▶ _Exercise details_: Look below. Copy each line that has "JSON" in it.

+++

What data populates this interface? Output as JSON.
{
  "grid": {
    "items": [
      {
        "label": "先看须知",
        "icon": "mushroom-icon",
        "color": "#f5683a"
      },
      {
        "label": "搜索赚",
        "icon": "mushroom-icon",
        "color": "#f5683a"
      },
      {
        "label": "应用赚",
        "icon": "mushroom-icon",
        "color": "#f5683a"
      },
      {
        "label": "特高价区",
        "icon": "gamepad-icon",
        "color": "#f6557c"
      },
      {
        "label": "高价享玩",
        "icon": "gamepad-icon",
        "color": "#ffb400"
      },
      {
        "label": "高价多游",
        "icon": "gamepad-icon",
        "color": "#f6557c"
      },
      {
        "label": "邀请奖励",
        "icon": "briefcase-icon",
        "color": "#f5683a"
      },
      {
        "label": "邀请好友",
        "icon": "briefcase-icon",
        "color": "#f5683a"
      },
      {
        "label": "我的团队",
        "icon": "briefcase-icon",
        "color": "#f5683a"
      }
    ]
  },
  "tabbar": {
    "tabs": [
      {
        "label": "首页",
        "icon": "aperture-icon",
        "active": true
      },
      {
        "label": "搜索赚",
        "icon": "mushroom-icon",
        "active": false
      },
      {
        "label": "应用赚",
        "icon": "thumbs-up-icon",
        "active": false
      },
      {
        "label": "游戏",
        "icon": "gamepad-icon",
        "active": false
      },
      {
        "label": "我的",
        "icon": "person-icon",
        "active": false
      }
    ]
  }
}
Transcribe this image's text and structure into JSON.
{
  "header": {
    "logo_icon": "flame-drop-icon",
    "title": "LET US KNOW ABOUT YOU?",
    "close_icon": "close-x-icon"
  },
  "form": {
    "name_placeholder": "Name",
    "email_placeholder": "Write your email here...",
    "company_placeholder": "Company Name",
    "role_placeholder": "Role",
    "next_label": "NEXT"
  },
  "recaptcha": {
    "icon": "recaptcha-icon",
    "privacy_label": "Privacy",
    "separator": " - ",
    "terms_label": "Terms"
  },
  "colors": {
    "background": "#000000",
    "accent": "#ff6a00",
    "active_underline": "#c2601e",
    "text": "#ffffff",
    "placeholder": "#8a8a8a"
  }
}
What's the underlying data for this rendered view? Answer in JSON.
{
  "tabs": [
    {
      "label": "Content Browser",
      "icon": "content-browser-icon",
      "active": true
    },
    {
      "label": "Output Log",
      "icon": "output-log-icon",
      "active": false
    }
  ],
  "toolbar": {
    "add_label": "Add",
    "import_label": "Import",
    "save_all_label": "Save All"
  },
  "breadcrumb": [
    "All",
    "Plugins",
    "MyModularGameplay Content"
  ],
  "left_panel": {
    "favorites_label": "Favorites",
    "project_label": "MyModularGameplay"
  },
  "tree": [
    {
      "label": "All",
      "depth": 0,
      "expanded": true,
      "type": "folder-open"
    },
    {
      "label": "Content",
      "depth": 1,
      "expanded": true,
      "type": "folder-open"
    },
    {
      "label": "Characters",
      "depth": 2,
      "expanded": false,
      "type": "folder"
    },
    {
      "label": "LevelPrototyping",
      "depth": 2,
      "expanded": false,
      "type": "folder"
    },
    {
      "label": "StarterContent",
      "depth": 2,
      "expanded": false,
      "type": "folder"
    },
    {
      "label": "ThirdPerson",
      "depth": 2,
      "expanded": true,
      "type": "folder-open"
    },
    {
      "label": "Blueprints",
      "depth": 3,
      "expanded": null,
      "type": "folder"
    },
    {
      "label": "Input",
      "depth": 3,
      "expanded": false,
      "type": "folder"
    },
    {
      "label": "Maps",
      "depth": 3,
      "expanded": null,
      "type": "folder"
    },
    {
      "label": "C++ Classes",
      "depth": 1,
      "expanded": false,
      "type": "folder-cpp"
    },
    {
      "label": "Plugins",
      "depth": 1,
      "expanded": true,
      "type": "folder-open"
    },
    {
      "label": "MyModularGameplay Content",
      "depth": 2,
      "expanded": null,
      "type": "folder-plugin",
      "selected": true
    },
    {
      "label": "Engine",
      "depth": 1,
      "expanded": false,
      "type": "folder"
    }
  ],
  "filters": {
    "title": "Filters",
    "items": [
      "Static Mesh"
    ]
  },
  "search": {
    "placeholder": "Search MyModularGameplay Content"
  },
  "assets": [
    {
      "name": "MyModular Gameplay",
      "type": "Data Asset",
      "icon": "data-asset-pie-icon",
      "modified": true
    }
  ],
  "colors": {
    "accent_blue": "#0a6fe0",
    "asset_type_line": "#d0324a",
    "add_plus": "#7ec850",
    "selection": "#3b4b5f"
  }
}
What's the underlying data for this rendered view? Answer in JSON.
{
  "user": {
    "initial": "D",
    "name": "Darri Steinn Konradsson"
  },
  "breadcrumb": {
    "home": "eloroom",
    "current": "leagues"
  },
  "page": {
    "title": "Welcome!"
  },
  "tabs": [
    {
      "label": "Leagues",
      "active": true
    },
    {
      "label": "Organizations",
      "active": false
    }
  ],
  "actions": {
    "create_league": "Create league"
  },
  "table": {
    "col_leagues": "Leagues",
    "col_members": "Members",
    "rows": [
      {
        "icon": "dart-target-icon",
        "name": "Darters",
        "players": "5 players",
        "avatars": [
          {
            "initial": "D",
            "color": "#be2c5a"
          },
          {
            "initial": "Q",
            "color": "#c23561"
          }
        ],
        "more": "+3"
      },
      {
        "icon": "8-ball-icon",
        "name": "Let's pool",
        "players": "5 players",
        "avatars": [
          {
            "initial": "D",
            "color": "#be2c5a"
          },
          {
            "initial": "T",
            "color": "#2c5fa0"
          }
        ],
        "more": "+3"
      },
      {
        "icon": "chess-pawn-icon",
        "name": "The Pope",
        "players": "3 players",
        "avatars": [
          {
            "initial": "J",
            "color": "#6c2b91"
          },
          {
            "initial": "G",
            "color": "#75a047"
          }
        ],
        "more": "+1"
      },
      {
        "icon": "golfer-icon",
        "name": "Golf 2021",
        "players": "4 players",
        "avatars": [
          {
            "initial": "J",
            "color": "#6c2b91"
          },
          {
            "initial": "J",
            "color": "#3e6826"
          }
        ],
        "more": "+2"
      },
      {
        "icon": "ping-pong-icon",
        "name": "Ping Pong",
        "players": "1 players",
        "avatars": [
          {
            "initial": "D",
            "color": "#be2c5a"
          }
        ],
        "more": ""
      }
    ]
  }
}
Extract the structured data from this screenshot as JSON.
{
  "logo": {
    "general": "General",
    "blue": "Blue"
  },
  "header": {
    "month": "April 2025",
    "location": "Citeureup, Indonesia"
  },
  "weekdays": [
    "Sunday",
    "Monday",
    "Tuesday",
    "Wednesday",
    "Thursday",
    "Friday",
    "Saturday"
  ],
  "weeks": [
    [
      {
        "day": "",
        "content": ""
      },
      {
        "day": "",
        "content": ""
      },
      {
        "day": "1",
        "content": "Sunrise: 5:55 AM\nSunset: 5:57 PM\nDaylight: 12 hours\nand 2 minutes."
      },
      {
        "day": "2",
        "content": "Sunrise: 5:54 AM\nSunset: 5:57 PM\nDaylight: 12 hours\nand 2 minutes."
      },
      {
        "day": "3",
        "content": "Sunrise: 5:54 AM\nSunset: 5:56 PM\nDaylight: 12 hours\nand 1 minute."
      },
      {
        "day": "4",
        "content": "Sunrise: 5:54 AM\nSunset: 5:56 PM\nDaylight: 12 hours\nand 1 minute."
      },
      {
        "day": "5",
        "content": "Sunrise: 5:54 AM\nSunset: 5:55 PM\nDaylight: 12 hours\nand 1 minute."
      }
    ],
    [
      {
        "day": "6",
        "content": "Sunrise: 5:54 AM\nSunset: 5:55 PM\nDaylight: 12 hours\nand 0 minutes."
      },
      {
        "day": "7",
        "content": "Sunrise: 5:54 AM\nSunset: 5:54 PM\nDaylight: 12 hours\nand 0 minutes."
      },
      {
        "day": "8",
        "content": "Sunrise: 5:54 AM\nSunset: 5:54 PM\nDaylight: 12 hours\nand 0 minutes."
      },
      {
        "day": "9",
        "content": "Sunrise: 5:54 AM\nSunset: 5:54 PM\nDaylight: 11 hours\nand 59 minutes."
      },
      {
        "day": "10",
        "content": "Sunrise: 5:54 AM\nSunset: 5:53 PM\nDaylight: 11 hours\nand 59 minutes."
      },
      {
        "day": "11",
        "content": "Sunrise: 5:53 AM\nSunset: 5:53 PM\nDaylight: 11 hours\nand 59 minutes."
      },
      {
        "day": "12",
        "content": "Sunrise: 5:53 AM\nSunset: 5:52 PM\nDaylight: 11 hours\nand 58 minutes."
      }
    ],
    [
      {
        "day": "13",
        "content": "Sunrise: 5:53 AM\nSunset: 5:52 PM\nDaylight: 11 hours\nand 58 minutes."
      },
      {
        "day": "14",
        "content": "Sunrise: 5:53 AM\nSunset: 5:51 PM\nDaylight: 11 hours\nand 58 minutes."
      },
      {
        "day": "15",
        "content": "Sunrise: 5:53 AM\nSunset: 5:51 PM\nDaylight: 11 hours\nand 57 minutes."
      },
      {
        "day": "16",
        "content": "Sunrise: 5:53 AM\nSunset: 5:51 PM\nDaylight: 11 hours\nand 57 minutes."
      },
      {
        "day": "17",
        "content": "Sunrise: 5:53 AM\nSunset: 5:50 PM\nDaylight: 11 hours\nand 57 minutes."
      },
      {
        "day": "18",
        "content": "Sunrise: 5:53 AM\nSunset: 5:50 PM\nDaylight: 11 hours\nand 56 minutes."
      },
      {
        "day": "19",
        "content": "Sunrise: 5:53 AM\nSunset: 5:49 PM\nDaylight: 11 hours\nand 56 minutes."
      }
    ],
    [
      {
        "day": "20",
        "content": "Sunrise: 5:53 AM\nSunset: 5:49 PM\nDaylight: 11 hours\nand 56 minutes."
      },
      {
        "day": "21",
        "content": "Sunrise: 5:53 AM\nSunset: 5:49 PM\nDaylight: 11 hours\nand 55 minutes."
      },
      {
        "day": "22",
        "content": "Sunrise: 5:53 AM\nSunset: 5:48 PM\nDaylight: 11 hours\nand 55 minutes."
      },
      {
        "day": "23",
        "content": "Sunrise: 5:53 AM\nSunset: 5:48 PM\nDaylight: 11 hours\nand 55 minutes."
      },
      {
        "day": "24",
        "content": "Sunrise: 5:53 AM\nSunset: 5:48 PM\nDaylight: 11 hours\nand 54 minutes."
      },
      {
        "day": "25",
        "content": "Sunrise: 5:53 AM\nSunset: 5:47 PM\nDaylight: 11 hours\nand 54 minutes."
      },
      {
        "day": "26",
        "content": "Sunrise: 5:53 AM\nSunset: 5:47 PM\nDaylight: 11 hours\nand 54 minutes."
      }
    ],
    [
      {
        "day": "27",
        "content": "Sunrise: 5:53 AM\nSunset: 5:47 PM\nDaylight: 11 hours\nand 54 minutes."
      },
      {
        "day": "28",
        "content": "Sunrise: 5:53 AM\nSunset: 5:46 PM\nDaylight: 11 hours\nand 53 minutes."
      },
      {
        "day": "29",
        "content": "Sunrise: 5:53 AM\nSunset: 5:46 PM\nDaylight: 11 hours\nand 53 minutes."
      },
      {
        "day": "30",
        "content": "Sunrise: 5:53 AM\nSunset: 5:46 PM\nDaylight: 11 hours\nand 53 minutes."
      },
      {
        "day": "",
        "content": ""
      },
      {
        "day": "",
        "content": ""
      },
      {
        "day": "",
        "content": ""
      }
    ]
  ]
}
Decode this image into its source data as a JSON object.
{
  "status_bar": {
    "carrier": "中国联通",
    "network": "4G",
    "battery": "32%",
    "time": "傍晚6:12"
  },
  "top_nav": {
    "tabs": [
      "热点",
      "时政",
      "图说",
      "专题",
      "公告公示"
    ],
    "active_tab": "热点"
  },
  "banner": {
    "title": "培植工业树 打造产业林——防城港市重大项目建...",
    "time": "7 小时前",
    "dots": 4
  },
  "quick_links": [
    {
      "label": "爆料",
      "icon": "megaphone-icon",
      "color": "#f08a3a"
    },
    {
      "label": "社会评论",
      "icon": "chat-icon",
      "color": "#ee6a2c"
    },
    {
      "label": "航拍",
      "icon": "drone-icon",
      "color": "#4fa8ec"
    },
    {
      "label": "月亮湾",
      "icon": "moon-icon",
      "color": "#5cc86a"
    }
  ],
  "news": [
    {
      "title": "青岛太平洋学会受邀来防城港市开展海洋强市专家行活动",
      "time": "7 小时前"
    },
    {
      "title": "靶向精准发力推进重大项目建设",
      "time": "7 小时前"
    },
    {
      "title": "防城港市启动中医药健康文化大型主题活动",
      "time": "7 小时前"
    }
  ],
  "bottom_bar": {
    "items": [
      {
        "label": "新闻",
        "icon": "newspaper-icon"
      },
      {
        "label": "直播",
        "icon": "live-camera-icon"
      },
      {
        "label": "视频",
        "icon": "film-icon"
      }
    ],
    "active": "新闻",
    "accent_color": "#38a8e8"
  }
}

+++

▶ _Exercise answer_:
What data populates this interface? Output as JSON.
Transcribe this image's text and structure into JSON.
What's the underlying data for this rendered view? Answer in JSON.
What's the underlying data for this rendered view? Answer in JSON.
Extract the structured data from this screenshot as JSON.
Decode this image into its source data as a JSON object.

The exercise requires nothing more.